DOKUMEN SUMBER:
_ _ _
Dan Umar bin Abdul Aziz dinyalakan baginya sebuah lilin untuk menunaikan tugas
menyelesaikan perkara kaum muslimin, lalu jika dia telah selesai maka diapun
memadamkan lampu lilin tersebut lalu dia menyalakan lampunya sendiri. Suatu
hari, dia pernah berkata kepada istrinya: Apakah engkau memiliki satu dirham
untuk membeli anggur?. Istrinya menjawab: Aku tidak memiliki uang. Dia bertanya
kembali: Apakah engkau memiliki satu keping uang?. Istrinya menjawab: Aku tidak
punya, dan engkau sebagai amirul mu’minin apakah engkau tidak memiliki uang
satu dirham saja?. Dia menjawab: Perkara ini lebih mudah daripada melepaskan
diri dari ikatan rantai di dalam neraka jahannam”.
Telah
disebutkan sebelumnya tentang perkataan syekh Utsaimin bahwa kesamaran tersebut
bisa terjadi dalam beberapa hal, yaitu kesamaran dalam hukum, dan seorang
mu’min tidak mengetahui apakah dia termasuk di dalam perkara
halal dengan jelas atau di dalam perkara yang
haram dengan jelas. Perkara ini memiliki contoh yang sangat banyak, sebab
perbedaannya didasarkan pada perbedaan pemahaman para ulama, di antara mereka
ada yang menganggap halal dan sebagian yang lain berkata haram, hal ini
terlihat dalam sebagian aqad transaksi dan cara jual beli yang banyak
berkembang di masa sekarang ini”.[15]
Kedua:
Samar dalam keadaan. Perkara ini tampak pada hukum tentang daging ayam yang diimpor dari
luar, sebagian ulama ada yang mengatakan bahwa daging itu halal sebab termasuk
dalam kategori makanan ahli kitab. Allah SWT berfirman:
وَطَعَامُ
الَّذِينَ أُوتُواْ الْكِتَابَ حِلٌّ لَّكُمْ
Makanan
)sembelihan) orang-orang yang
diberi Al Kitab itu halal bagimu,
(QS. Al-Maidah: 5)
_ _ _
Salin seluruh teks sumber tentang Umar bin Abdul Aziz dan perkara yang samar, persis tanpa perubahan sedikit pun. Kerjakan hanya dengan berpegang pada teks sumber di atas.

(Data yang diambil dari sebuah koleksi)
_ _ _
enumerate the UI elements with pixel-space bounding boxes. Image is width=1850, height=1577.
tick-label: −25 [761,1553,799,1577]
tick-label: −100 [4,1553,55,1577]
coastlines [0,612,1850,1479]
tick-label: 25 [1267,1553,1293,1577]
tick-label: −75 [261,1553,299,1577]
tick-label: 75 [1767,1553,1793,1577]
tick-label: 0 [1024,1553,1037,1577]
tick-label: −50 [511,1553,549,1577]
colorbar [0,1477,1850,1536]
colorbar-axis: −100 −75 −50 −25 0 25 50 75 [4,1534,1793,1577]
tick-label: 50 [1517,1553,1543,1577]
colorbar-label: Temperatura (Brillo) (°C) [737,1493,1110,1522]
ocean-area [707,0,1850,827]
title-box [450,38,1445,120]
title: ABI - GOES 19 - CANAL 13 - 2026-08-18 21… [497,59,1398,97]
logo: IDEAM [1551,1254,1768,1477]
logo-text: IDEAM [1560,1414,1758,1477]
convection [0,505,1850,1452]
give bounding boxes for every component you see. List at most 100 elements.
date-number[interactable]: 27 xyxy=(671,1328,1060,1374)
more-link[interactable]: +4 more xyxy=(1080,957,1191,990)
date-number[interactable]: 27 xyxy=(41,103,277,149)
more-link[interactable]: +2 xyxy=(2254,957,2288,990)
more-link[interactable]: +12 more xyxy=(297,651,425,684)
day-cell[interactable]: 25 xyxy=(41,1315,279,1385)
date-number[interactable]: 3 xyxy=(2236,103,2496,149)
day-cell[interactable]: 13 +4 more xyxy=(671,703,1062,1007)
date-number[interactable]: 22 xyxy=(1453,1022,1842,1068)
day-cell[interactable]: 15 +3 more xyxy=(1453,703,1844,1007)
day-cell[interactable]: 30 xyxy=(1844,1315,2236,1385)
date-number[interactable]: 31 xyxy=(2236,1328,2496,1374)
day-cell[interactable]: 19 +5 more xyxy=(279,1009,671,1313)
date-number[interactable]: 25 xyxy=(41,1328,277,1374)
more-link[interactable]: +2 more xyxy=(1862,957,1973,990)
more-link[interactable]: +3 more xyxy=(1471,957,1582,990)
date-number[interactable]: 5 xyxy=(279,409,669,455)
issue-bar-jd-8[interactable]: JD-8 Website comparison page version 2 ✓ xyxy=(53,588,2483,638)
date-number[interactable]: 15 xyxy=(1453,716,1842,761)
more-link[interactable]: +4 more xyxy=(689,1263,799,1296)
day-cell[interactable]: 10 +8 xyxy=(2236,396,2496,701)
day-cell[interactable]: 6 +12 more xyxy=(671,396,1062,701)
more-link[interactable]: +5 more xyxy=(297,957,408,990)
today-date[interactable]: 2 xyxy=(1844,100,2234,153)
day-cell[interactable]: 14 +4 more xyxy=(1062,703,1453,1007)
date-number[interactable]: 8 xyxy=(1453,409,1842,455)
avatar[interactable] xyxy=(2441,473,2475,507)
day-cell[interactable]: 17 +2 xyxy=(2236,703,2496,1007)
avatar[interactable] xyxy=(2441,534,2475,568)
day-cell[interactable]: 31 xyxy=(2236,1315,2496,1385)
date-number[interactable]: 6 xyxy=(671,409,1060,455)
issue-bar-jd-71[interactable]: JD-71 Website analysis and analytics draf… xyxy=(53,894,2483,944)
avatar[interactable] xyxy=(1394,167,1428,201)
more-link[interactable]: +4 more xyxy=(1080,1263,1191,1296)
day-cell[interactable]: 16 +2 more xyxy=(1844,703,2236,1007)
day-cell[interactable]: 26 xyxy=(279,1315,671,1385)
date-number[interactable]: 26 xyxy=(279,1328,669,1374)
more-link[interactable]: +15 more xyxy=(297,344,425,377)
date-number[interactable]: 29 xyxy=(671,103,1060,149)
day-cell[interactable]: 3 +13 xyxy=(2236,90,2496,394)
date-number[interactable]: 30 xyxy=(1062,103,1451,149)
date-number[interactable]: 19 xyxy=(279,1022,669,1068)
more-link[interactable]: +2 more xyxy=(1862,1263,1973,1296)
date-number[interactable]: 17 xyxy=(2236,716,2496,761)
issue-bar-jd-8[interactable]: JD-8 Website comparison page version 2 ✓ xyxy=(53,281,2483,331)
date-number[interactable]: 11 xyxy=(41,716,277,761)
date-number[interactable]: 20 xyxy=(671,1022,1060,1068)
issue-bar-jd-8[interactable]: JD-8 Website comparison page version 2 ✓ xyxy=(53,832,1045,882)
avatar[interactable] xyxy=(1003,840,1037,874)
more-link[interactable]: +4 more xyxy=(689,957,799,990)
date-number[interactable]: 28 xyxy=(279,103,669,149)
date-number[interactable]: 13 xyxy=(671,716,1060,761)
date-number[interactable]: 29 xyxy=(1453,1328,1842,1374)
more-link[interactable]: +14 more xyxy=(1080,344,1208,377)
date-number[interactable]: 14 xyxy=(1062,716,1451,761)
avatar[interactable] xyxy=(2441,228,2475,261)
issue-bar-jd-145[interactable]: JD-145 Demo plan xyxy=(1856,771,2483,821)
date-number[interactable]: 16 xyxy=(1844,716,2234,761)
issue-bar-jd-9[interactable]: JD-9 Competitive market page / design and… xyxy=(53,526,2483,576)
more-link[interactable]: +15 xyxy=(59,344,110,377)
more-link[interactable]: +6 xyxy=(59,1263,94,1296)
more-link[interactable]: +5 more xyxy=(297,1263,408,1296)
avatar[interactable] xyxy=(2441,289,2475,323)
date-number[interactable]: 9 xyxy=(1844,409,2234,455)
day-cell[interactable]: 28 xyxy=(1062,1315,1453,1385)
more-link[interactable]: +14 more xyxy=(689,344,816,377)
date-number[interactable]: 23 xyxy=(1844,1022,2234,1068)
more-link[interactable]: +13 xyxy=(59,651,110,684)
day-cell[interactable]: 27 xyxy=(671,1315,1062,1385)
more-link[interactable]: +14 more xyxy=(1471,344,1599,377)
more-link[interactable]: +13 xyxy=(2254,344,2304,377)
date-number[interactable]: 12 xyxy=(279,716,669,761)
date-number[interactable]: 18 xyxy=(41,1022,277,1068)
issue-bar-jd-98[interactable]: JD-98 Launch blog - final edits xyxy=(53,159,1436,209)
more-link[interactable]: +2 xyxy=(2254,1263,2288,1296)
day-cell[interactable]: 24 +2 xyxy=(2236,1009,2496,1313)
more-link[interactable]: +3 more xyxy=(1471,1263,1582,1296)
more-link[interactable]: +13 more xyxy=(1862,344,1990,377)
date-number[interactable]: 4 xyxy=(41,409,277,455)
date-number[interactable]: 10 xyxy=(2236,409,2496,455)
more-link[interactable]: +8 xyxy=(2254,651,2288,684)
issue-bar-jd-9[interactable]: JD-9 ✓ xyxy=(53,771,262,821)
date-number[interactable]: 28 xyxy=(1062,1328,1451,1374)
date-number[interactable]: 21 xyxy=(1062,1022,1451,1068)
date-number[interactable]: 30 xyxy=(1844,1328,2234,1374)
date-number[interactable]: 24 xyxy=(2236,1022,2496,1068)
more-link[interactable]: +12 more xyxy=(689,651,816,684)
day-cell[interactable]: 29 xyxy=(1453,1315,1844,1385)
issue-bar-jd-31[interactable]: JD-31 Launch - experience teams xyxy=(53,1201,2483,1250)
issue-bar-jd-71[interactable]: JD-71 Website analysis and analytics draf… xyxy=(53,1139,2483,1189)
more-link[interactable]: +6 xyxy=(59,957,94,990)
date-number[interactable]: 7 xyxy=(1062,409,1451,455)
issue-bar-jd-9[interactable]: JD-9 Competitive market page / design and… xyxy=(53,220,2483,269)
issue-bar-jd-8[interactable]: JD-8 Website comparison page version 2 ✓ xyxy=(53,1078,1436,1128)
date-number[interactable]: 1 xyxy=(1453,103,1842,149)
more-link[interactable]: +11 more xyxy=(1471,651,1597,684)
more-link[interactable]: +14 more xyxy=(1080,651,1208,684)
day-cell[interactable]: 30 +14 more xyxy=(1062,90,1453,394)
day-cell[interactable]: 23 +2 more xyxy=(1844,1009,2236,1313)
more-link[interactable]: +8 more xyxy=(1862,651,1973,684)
_ _ _
JAWABAN TUGAS:
Dan Umar bin Abdul Aziz dinyalakan baginya sebuah lilin untuk menunaikan tugas
menyelesaikan perkara kaum muslimin, lalu jika dia telah selesai maka diapun
memadamkan lampu lilin tersebut lalu dia menyalakan lampunya sendiri. Suatu
hari, dia pernah berkata kepada istrinya: Apakah engkau memiliki satu dirham
untuk membeli anggur?. Istrinya menjawab: Aku tidak memiliki uang. Dia bertanya
kembali: Apakah engkau memiliki satu keping uang?. Istrinya menjawab: Aku tidak
punya, dan engkau sebagai amirul mu’minin apakah engkau tidak memiliki uang
satu dirham saja?. Dia menjawab: Perkara ini lebih mudah daripada melepaskan
diri dari ikatan rantai di dalam neraka jahannam”.
Telah
disebutkan sebelumnya tentang perkataan syekh Utsaimin bahwa kesamaran tersebut
bisa terjadi dalam beberapa hal, yaitu kesamaran dalam hukum, dan seorang
mu’min tidak mengetahui apakah dia termasuk di dalam perkara
halal dengan jelas atau di dalam perkara yang
haram dengan jelas. Perkara ini memiliki contoh yang sangat banyak, sebab
perbedaannya didasarkan pada perbedaan pemahaman para ulama, di antara mereka
ada yang menganggap halal dan sebagian yang lain berkata haram, hal ini
terlihat dalam sebagian aqad transaksi dan cara jual beli yang banyak
berkembang di masa sekarang ini”.[15]
Kedua:
Samar dalam keadaan. Perkara ini tampak pada hukum tentang daging ayam yang diimpor dari
luar, sebagian ulama ada yang mengatakan bahwa daging itu halal sebab termasuk
dalam kategori makanan ahli kitab. Allah SWT berfirman:
وَطَعَامُ
الَّذِينَ أُوتُواْ الْكِتَابَ حِلٌّ لَّكُمْ
Makanan
)sembelihan) orang-orang yang
diberi Al Kitab itu halal bagimu,
(QS. Al-Maidah: 5)